■ DOCUMENT EXTRACT ■

%%

EAPS 105 Notes: Solar System Origins and Stellar Evolution

About your instructor

• Prof. Andy Freed, Purdue Dept. of Earth, Atmospheric, and Planetary Sciences
• Education and background:
  • B.S. in Mechanical Engineering, Cornell University
  • M.S. in Applied Mechanics, Utah State University
  • 10 years as an aerospace engineer designing rockets, satellites, space stations, and amusement park rides
  • Ph.D. in Geophysics and Planetary Science, University of Arizona
  • Joined Purdue Faculty in 2003
• Research interests: numerical models for plate tectonics, earthquake triggering, asteroid impacts, and volcanic flows on terrestrial planets
• Teaching emphasis: currently teaching introductory science classes due to passion for foundational science

Course overview: topics covered this semester (EAPS 105)

%%

■ GIVEN RECORDS ■
%%

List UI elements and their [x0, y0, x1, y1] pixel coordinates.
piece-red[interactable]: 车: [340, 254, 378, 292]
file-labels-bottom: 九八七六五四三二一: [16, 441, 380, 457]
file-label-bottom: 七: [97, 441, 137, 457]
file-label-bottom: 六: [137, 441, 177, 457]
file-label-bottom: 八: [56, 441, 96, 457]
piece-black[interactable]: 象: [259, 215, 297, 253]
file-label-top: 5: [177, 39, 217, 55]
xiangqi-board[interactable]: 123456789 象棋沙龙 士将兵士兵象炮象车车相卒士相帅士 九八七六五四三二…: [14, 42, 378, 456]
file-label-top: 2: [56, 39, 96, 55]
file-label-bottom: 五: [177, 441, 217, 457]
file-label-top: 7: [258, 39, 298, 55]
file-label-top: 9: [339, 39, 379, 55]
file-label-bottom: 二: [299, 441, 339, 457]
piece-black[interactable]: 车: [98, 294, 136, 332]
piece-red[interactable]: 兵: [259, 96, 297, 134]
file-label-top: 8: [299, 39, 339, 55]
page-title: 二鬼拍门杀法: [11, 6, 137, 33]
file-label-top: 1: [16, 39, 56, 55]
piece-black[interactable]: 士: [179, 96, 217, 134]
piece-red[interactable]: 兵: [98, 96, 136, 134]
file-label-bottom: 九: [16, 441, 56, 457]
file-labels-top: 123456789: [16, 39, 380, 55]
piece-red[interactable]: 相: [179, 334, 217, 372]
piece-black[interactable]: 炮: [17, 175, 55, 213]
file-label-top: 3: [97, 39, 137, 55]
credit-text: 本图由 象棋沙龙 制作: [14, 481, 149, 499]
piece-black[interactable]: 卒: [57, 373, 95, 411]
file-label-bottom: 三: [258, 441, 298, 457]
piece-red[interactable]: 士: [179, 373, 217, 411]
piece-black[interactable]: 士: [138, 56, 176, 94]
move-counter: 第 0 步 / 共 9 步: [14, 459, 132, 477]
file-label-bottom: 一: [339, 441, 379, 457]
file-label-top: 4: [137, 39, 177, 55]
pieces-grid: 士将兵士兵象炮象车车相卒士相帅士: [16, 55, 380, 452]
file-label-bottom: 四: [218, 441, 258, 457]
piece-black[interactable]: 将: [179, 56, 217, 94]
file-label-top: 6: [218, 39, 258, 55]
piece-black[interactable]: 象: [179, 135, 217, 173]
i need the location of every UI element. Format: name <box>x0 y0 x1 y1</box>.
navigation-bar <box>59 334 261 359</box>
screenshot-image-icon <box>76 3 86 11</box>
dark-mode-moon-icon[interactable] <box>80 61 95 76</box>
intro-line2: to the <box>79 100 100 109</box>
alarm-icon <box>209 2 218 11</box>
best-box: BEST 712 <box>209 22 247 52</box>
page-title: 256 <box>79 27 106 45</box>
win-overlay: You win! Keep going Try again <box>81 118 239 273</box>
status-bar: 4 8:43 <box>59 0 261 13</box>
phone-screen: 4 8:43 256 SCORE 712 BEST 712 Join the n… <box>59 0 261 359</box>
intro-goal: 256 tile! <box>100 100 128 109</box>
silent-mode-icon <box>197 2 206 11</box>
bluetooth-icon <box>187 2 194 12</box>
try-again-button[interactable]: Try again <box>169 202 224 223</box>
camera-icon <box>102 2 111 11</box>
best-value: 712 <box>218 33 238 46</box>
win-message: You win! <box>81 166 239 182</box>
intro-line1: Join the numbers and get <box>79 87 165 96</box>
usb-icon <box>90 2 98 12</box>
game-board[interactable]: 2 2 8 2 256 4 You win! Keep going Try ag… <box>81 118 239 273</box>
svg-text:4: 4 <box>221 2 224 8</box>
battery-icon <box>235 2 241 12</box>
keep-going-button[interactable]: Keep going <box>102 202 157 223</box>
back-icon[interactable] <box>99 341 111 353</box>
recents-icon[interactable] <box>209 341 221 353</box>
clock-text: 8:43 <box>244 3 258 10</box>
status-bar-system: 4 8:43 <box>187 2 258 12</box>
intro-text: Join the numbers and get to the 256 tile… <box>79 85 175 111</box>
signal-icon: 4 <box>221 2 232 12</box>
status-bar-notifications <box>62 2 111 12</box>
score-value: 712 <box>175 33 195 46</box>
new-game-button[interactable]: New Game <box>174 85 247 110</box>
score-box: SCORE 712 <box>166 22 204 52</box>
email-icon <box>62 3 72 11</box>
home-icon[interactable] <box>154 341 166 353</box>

%%

■ THE REQUEST ■
According to the course notes, why is the instructor currently teaching introductory science classes?

■ RESPONSE FOR THIS EXERCISE ■
The course notes say the instructor teaches introductory science classes because of his passion for foundational science.